Return the full listing exactly as it is written.
◆ ◆ ◆ ◆
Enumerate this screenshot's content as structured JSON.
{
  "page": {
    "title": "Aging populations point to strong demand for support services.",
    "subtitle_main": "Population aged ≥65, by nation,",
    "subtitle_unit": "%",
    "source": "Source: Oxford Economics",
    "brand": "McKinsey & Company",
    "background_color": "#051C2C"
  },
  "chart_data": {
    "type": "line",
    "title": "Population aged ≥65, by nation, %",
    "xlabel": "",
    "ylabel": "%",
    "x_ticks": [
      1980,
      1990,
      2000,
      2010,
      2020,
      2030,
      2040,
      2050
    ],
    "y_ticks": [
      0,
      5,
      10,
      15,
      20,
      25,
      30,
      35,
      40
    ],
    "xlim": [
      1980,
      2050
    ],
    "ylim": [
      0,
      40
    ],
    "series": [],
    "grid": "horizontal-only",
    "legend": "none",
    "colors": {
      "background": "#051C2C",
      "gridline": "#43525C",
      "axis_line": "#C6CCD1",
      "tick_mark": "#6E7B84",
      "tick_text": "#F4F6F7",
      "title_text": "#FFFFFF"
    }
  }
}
◆ ◆ ◆ ◆
_Exercise answer_.
Enumerate this screenshot's content as structured JSON.
{
  "page": {
    "title": "Aging populations point to strong demand for support services.",
    "subtitle_main": "Population aged ≥65, by nation,",
    "subtitle_unit": "%",
    "source": "Source: Oxford Economics",
    "brand": "McKinsey & Company",
    "background_color": "#051C2C"
  },
  "chart_data": {
    "type": "line",
    "title": "Population aged ≥65, by nation, %",
    "xlabel": "",
    "ylabel": "%",
    "x_ticks": [
      1980,
      1990,
      2000,
      2010,
      2020,
      2030,
      2040,
      2050
    ],
    "y_ticks": [
      0,
      5,
      10,
      15,
      20,
      25,
      30,
      35,
      40
    ],
    "xlim": [
      1980,
      2050
    ],
    "ylim": [
      0,
      40
    ],
    "series": [],
    "grid": "horizontal-only",
    "legend": "none",
    "colors": {
      "background": "#051C2C",
      "gridline": "#43525C",
      "axis_line": "#C6CCD1",
      "tick_mark": "#6E7B84",
      "tick_text": "#F4F6F7",
      "title_text": "#FFFFFF"
    }
  }
}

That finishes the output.